* **Records to process**:
________________________

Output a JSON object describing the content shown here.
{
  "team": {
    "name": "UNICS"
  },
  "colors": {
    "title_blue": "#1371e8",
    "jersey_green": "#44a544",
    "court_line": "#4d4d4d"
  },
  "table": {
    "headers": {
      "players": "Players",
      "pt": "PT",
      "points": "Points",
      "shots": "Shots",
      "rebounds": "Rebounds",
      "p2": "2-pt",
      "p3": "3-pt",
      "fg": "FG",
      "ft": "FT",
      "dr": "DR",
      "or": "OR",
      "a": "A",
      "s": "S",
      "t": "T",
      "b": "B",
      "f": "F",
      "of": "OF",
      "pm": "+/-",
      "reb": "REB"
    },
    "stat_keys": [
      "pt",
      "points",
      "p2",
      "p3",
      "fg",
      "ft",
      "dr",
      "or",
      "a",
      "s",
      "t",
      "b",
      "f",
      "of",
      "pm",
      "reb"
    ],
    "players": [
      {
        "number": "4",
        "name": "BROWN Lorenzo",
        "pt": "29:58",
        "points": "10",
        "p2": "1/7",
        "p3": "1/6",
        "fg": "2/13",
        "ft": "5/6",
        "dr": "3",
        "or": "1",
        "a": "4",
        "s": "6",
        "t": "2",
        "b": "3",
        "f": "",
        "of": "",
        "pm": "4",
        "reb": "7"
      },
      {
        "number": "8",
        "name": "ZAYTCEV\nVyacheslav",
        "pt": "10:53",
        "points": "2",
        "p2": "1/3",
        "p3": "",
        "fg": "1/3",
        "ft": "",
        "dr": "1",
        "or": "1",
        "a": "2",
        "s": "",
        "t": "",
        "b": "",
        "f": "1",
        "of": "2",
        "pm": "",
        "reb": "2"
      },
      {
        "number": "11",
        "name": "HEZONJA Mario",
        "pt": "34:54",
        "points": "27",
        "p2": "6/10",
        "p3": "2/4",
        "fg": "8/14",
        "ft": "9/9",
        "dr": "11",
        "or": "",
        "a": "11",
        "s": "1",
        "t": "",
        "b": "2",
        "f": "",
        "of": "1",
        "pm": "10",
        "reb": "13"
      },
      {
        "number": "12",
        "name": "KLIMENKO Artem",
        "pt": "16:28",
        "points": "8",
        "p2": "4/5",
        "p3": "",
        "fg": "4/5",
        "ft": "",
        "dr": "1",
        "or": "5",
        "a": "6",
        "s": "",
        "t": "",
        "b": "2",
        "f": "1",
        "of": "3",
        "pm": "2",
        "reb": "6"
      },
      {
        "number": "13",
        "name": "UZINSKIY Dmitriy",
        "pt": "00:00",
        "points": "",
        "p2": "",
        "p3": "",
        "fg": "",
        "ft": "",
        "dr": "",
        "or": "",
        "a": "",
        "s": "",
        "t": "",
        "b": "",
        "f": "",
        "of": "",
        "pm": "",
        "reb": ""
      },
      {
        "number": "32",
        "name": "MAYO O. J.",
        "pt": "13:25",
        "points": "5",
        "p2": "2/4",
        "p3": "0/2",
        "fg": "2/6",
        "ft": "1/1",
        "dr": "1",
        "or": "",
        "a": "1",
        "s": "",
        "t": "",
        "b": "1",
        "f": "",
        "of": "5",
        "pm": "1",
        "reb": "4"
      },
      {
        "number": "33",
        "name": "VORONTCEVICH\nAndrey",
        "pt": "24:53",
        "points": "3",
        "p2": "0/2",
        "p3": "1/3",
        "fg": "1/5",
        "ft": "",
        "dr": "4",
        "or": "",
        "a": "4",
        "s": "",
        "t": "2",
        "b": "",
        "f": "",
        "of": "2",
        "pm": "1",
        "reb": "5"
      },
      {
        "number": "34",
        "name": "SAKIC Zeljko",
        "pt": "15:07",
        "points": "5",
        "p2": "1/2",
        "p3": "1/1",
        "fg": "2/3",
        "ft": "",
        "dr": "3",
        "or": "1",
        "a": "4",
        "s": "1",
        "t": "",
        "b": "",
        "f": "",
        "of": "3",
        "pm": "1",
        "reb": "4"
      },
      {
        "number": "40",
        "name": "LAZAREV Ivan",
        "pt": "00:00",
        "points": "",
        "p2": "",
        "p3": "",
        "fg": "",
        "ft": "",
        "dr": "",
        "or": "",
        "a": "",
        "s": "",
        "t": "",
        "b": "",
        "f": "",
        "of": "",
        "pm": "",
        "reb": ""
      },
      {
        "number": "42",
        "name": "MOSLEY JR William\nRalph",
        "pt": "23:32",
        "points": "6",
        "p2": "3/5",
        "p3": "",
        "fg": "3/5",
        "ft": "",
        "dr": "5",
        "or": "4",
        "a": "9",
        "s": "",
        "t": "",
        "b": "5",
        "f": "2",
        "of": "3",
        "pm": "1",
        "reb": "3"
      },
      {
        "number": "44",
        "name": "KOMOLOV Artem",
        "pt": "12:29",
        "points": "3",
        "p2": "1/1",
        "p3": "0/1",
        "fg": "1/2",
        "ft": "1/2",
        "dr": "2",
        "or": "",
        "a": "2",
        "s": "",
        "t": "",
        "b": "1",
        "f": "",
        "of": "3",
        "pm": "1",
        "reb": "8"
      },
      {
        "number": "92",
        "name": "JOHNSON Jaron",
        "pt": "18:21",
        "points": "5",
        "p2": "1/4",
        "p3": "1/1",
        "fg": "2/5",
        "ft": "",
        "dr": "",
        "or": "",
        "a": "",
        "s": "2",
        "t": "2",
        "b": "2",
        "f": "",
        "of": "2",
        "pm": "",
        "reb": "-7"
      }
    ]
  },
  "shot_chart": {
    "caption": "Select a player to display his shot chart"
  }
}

________________________

* **Directions**: Each line of the material that holds the string "number" counts once; give the total alone.

* **Response to the task**: 12